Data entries
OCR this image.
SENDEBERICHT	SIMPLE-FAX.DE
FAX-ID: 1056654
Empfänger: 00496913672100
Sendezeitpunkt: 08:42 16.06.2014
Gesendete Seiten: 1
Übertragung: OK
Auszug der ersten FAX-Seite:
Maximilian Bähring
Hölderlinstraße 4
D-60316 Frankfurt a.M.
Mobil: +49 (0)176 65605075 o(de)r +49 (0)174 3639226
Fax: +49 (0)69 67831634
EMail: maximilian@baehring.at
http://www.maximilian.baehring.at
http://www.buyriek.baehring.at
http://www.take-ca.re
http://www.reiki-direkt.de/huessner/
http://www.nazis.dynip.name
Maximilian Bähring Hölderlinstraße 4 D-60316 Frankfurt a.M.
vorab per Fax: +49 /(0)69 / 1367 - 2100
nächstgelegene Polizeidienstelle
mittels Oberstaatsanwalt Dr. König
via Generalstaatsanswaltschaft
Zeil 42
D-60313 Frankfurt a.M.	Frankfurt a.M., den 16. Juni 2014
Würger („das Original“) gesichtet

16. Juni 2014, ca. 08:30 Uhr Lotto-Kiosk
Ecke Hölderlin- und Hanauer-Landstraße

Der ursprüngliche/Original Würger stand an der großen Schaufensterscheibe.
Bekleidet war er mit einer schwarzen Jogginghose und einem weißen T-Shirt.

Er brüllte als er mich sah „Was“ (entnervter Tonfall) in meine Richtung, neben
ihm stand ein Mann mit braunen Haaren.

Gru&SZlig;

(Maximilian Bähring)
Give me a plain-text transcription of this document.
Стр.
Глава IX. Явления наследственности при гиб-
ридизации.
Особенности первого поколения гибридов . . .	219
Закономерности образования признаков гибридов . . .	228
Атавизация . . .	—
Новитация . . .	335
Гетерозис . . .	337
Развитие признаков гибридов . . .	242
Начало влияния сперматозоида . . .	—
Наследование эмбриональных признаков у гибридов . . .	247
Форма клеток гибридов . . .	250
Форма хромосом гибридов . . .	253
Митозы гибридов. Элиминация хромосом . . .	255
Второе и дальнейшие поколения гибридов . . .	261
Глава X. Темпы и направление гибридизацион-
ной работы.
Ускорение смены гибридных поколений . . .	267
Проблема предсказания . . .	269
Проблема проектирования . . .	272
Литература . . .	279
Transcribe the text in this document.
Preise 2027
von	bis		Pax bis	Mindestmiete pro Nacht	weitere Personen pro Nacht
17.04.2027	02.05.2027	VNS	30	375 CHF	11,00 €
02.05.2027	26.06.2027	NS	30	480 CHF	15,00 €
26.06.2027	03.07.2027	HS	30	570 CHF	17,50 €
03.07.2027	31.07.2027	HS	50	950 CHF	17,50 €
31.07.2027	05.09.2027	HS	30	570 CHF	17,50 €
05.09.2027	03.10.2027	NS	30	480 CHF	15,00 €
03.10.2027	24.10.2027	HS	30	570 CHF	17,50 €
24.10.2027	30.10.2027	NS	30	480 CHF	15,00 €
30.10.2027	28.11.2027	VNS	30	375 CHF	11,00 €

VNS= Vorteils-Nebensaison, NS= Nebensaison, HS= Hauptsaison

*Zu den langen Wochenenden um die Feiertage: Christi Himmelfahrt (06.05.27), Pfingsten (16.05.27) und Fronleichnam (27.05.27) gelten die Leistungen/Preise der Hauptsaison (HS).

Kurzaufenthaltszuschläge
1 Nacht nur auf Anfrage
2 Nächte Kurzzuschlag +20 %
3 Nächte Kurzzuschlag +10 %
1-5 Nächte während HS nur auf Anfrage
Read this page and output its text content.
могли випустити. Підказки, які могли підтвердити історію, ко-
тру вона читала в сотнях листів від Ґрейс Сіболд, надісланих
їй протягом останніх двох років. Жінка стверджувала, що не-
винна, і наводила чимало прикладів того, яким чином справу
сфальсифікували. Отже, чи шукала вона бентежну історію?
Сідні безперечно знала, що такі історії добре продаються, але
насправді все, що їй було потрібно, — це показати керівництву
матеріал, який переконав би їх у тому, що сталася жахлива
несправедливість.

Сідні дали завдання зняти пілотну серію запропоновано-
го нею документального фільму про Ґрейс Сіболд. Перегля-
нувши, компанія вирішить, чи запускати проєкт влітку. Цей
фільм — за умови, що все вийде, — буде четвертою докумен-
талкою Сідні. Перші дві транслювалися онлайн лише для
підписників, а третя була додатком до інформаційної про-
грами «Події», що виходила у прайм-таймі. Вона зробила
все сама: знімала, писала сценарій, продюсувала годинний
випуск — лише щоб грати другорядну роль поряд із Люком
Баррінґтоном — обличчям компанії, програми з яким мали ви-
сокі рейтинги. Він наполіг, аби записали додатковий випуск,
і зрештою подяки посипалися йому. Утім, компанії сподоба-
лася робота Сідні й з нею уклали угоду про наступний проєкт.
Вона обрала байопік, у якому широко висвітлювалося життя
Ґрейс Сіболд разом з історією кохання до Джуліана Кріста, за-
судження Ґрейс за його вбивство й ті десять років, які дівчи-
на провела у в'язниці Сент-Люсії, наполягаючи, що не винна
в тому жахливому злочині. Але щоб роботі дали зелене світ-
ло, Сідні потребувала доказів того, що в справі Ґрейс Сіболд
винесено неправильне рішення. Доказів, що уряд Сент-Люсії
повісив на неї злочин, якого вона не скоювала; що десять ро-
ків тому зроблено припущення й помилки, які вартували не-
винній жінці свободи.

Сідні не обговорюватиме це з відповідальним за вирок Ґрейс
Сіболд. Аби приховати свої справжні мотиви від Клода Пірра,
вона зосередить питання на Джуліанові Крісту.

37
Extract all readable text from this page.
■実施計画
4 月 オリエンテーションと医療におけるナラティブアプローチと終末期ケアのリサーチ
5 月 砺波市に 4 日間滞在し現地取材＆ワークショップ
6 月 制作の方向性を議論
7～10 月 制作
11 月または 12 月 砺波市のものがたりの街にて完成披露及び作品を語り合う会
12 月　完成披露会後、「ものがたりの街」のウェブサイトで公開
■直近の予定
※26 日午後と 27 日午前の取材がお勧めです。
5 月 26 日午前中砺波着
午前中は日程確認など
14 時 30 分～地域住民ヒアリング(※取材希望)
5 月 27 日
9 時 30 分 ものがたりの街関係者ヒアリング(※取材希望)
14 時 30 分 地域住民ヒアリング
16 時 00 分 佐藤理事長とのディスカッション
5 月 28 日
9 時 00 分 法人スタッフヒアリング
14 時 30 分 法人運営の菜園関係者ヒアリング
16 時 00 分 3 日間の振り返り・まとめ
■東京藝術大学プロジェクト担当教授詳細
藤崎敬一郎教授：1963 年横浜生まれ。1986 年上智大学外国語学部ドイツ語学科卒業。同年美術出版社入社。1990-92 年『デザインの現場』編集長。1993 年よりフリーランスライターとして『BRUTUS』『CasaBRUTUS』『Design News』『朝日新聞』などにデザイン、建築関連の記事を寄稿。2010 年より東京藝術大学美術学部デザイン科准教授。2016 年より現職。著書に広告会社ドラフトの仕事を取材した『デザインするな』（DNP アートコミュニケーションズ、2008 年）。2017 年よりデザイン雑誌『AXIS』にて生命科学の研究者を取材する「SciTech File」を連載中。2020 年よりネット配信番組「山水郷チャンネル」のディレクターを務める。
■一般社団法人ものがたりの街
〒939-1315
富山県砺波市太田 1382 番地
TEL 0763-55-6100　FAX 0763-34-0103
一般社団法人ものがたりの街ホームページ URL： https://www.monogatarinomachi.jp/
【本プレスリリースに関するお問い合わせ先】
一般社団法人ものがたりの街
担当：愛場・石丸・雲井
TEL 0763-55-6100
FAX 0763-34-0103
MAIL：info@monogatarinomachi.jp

# GIVEN EXERCISE:
Return all of the data exactly as it reads.

# WRITTEN SOLUTION:
OCR this image.
SENDEBERICHT	SIMPLE-FAX.DE
FAX-ID: 1056654
Empfänger: 00496913672100
Sendezeitpunkt: 08:42 16.06.2014
Gesendete Seiten: 1
Übertragung: OK
Auszug der ersten FAX-Seite:
Maximilian Bähring
Hölderlinstraße 4
D-60316 Frankfurt a.M.
Mobil: +49 (0)176 65605075 o(de)r +49 (0)174 3639226
Fax: +49 (0)69 67831634
EMail: maximilian@baehring.at
http://www.maximilian.baehring.at
http://www.buyriek.baehring.at
http://www.take-ca.re
http://www.reiki-direkt.de/huessner/
http://www.nazis.dynip.name
Maximilian Bähring Hölderlinstraße 4 D-60316 Frankfurt a.M.
vorab per Fax: +49 /(0)69 / 1367 - 2100
nächstgelegene Polizeidienstelle
mittels Oberstaatsanwalt Dr. König
via Generalstaatsanswaltschaft
Zeil 42
D-60313 Frankfurt a.M.	Frankfurt a.M., den 16. Juni 2014
Würger („das Original“) gesichtet

16. Juni 2014, ca. 08:30 Uhr Lotto-Kiosk
Ecke Hölderlin- und Hanauer-Landstraße

Der ursprüngliche/Original Würger stand an der großen Schaufensterscheibe.
Bekleidet war er mit einer schwarzen Jogginghose und einem weißen T-Shirt.

Er brüllte als er mich sah „Was“ (entnervter Tonfall) in meine Richtung, neben
ihm stand ein Mann mit braunen Haaren.

Gru&SZlig;

(Maximilian Bähring)
Give me a plain-text transcription of this document.
Стр.
Глава IX. Явления наследственности при гиб-
ридизации.
Особенности первого поколения гибридов . . .	219
Закономерности образования признаков гибридов . . .	228
Атавизация . . .	—
Новитация . . .	335
Гетерозис . . .	337
Развитие признаков гибридов . . .	242
Начало влияния сперматозоида . . .	—
Наследование эмбриональных признаков у гибридов . . .	247
Форма клеток гибридов . . .	250
Форма хромосом гибридов . . .	253
Митозы гибридов. Элиминация хромосом . . .	255
Второе и дальнейшие поколения гибридов . . .	261
Глава X. Темпы и направление гибридизацион-
ной работы.
Ускорение смены гибридных поколений . . .	267
Проблема предсказания . . .	269
Проблема проектирования . . .	272
Литература . . .	279
Transcribe the text in this document.
Preise 2027
von	bis		Pax bis	Mindestmiete pro Nacht	weitere Personen pro Nacht
17.04.2027	02.05.2027	VNS	30	375 CHF	11,00 €
02.05.2027	26.06.2027	NS	30	480 CHF	15,00 €
26.06.2027	03.07.2027	HS	30	570 CHF	17,50 €
03.07.2027	31.07.2027	HS	50	950 CHF	17,50 €
31.07.2027	05.09.2027	HS	30	570 CHF	17,50 €
05.09.2027	03.10.2027	NS	30	480 CHF	15,00 €
03.10.2027	24.10.2027	HS	30	570 CHF	17,50 €
24.10.2027	30.10.2027	NS	30	480 CHF	15,00 €
30.10.2027	28.11.2027	VNS	30	375 CHF	11,00 €

VNS= Vorteils-Nebensaison, NS= Nebensaison, HS= Hauptsaison

*Zu den langen Wochenenden um die Feiertage: Christi Himmelfahrt (06.05.27), Pfingsten (16.05.27) und Fronleichnam (27.05.27) gelten die Leistungen/Preise der Hauptsaison (HS).

Kurzaufenthaltszuschläge
1 Nacht nur auf Anfrage
2 Nächte Kurzzuschlag +20 %
3 Nächte Kurzzuschlag +10 %
1-5 Nächte während HS nur auf Anfrage
Read this page and output its text content.
могли випустити. Підказки, які могли підтвердити історію, ко-
тру вона читала в сотнях листів від Ґрейс Сіболд, надісланих
їй протягом останніх двох років. Жінка стверджувала, що не-
винна, і наводила чимало прикладів того, яким чином справу
сфальсифікували. Отже, чи шукала вона бентежну історію?
Сідні безперечно знала, що такі історії добре продаються, але
насправді все, що їй було потрібно, — це показати керівництву
матеріал, який переконав би їх у тому, що сталася жахлива
несправедливість.

Сідні дали завдання зняти пілотну серію запропоновано-
го нею документального фільму про Ґрейс Сіболд. Перегля-
нувши, компанія вирішить, чи запускати проєкт влітку. Цей
фільм — за умови, що все вийде, — буде четвертою докумен-
талкою Сідні. Перші дві транслювалися онлайн лише для
підписників, а третя була додатком до інформаційної про-
грами «Події», що виходила у прайм-таймі. Вона зробила
все сама: знімала, писала сценарій, продюсувала годинний
випуск — лише щоб грати другорядну роль поряд із Люком
Баррінґтоном — обличчям компанії, програми з яким мали ви-
сокі рейтинги. Він наполіг, аби записали додатковий випуск,
і зрештою подяки посипалися йому. Утім, компанії сподоба-
лася робота Сідні й з нею уклали угоду про наступний проєкт.
Вона обрала байопік, у якому широко висвітлювалося життя
Ґрейс Сіболд разом з історією кохання до Джуліана Кріста, за-
судження Ґрейс за його вбивство й ті десять років, які дівчи-
на провела у в'язниці Сент-Люсії, наполягаючи, що не винна
в тому жахливому злочині. Але щоб роботі дали зелене світ-
ло, Сідні потребувала доказів того, що в справі Ґрейс Сіболд
винесено неправильне рішення. Доказів, що уряд Сент-Люсії
повісив на неї злочин, якого вона не скоювала; що десять ро-
ків тому зроблено припущення й помилки, які вартували не-
винній жінці свободи.

Сідні не обговорюватиме це з відповідальним за вирок Ґрейс
Сіболд. Аби приховати свої справжні мотиви від Клода Пірра,
вона зосередить питання на Джуліанові Крісту.

37
Extract all readable text from this page.
■実施計画
4 月 オリエンテーションと医療におけるナラティブアプローチと終末期ケアのリサーチ
5 月 砺波市に 4 日間滞在し現地取材＆ワークショップ
6 月 制作の方向性を議論
7～10 月 制作
11 月または 12 月 砺波市のものがたりの街にて完成披露及び作品を語り合う会
12 月　完成披露会後、「ものがたりの街」のウェブサイトで公開
■直近の予定
※26 日午後と 27 日午前の取材がお勧めです。
5 月 26 日午前中砺波着
午前中は日程確認など
14 時 30 分～地域住民ヒアリング(※取材希望)
5 月 27 日
9 時 30 分 ものがたりの街関係者ヒアリング(※取材希望)
14 時 30 分 地域住民ヒアリング
16 時 00 分 佐藤理事長とのディスカッション
5 月 28 日
9 時 00 分 法人スタッフヒアリング
14 時 30 分 法人運営の菜園関係者ヒアリング
16 時 00 分 3 日間の振り返り・まとめ
■東京藝術大学プロジェクト担当教授詳細
藤崎敬一郎教授：1963 年横浜生まれ。1986 年上智大学外国語学部ドイツ語学科卒業。同年美術出版社入社。1990-92 年『デザインの現場』編集長。1993 年よりフリーランスライターとして『BRUTUS』『CasaBRUTUS』『Design News』『朝日新聞』などにデザイン、建築関連の記事を寄稿。2010 年より東京藝術大学美術学部デザイン科准教授。2016 年より現職。著書に広告会社ドラフトの仕事を取材した『デザインするな』（DNP アートコミュニケーションズ、2008 年）。2017 年よりデザイン雑誌『AXIS』にて生命科学の研究者を取材する「SciTech File」を連載中。2020 年よりネット配信番組「山水郷チャンネル」のディレクターを務める。
■一般社団法人ものがたりの街
〒939-1315
富山県砺波市太田 1382 番地
TEL 0763-55-6100　FAX 0763-34-0103
一般社団法人ものがたりの街ホームページ URL： https://www.monogatarinomachi.jp/
【本プレスリリースに関するお問い合わせ先】
一般社団法人ものがたりの街
担当：愛場・石丸・雲井
TEL 0763-55-6100
FAX 0763-34-0103
MAIL：info@monogatarinomachi.jp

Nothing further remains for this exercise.